====== Task material

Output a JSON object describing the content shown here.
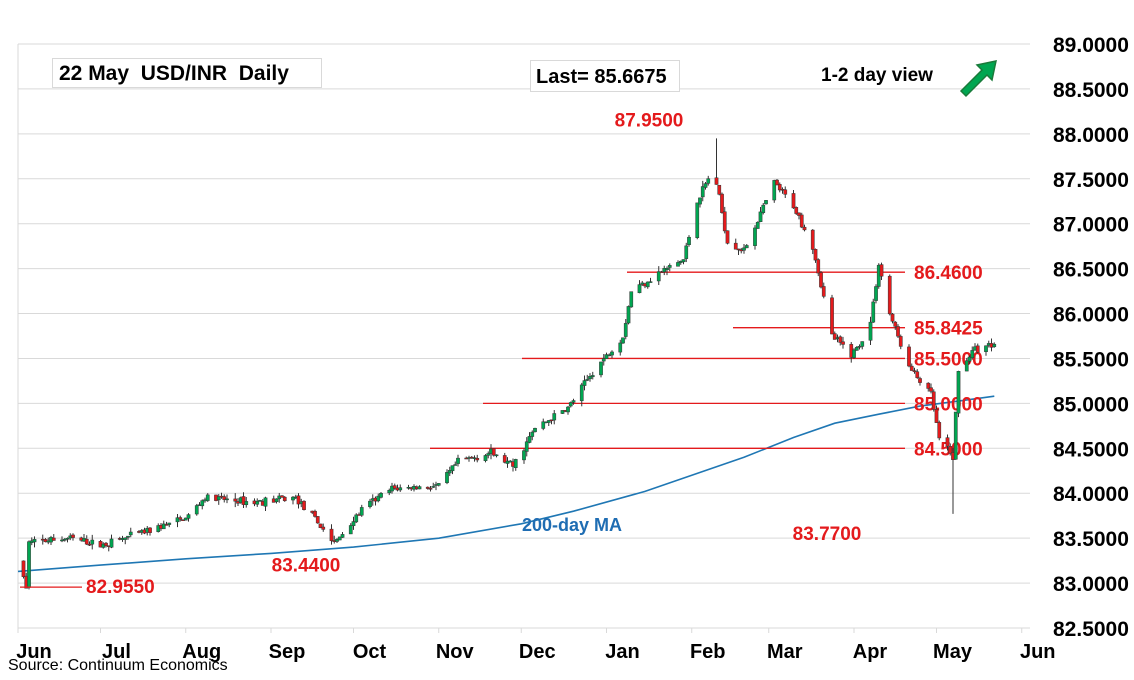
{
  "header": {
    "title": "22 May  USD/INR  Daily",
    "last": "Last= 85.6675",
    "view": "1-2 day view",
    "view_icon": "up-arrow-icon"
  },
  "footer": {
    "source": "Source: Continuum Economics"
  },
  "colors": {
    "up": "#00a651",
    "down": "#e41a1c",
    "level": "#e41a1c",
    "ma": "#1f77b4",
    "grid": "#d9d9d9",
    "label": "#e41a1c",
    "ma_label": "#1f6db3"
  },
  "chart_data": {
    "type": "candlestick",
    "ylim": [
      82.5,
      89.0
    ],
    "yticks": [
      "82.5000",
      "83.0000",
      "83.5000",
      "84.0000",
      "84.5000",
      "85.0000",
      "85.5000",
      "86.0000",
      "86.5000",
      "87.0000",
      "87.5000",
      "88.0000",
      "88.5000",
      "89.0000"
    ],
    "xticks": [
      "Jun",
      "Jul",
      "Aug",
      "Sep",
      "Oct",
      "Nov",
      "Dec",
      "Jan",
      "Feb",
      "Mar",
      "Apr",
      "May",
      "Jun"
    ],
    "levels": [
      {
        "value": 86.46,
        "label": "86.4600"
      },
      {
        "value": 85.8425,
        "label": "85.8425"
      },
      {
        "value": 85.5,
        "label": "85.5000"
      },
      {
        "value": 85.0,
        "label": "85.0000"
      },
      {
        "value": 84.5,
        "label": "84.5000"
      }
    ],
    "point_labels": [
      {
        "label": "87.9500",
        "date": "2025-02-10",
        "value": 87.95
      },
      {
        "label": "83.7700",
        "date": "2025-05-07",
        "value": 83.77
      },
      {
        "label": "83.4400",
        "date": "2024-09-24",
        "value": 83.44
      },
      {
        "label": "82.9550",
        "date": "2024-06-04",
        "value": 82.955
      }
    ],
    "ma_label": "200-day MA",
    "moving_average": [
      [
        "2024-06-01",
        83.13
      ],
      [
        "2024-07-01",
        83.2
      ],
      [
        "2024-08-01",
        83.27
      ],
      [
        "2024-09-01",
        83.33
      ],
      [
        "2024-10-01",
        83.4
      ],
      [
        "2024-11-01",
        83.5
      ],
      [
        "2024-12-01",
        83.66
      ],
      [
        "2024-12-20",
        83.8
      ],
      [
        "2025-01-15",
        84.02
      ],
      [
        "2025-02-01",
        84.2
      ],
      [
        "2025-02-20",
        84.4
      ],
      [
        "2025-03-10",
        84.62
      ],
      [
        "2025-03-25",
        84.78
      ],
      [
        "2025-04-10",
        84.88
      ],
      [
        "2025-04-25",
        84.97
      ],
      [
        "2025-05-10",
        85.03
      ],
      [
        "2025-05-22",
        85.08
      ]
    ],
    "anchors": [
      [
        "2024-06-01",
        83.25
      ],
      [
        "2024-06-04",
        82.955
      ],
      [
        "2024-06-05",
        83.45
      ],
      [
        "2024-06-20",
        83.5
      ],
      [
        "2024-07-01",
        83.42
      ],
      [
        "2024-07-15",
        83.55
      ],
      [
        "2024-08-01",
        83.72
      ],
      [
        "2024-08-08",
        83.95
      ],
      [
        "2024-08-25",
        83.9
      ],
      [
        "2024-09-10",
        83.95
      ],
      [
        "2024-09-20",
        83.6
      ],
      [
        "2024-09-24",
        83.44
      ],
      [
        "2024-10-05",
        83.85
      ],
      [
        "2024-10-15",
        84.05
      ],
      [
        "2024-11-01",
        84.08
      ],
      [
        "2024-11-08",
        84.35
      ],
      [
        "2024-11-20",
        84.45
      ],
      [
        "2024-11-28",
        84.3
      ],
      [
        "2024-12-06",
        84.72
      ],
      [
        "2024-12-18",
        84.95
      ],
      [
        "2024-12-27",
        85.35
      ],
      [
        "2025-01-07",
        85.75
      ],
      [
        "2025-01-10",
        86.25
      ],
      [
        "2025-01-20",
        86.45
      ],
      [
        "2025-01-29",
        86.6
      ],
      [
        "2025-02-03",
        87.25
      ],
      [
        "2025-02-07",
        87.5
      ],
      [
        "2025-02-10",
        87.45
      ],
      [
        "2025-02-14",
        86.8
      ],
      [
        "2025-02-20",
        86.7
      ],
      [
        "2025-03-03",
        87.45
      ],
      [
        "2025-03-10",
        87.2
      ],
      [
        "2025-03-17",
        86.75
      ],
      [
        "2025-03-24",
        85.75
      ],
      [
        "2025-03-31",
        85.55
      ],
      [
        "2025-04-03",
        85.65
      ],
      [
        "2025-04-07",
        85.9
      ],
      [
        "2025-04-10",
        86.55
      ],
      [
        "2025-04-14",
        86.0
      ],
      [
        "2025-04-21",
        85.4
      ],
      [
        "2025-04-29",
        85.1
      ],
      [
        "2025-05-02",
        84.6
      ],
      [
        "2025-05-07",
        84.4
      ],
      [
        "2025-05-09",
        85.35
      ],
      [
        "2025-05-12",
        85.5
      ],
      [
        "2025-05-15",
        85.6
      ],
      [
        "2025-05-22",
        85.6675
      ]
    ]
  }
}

============
====== Task material

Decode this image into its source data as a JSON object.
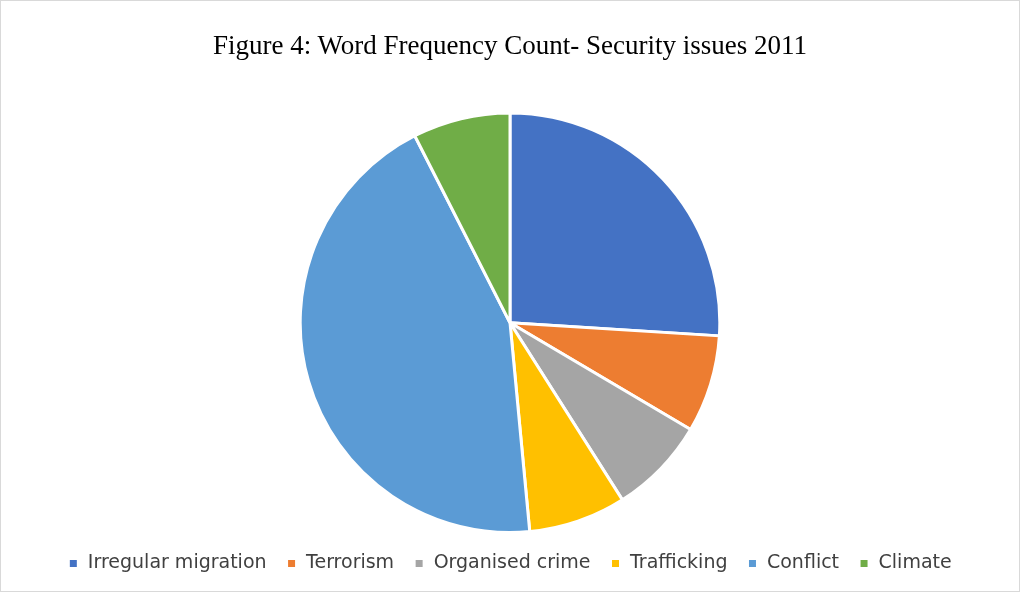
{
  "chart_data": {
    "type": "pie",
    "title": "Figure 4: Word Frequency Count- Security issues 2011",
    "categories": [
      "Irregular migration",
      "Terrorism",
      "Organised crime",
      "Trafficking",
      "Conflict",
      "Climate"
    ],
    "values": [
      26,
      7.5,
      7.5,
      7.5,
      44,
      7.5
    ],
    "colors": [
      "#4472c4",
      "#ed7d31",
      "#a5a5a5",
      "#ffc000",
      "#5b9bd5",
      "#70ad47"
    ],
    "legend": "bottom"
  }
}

============

Where a line above contains the word "object", copy that line.

▶ [Task solution]:
Output a JSON object describing the content shown here.
Decode this image into its source data as a JSON object.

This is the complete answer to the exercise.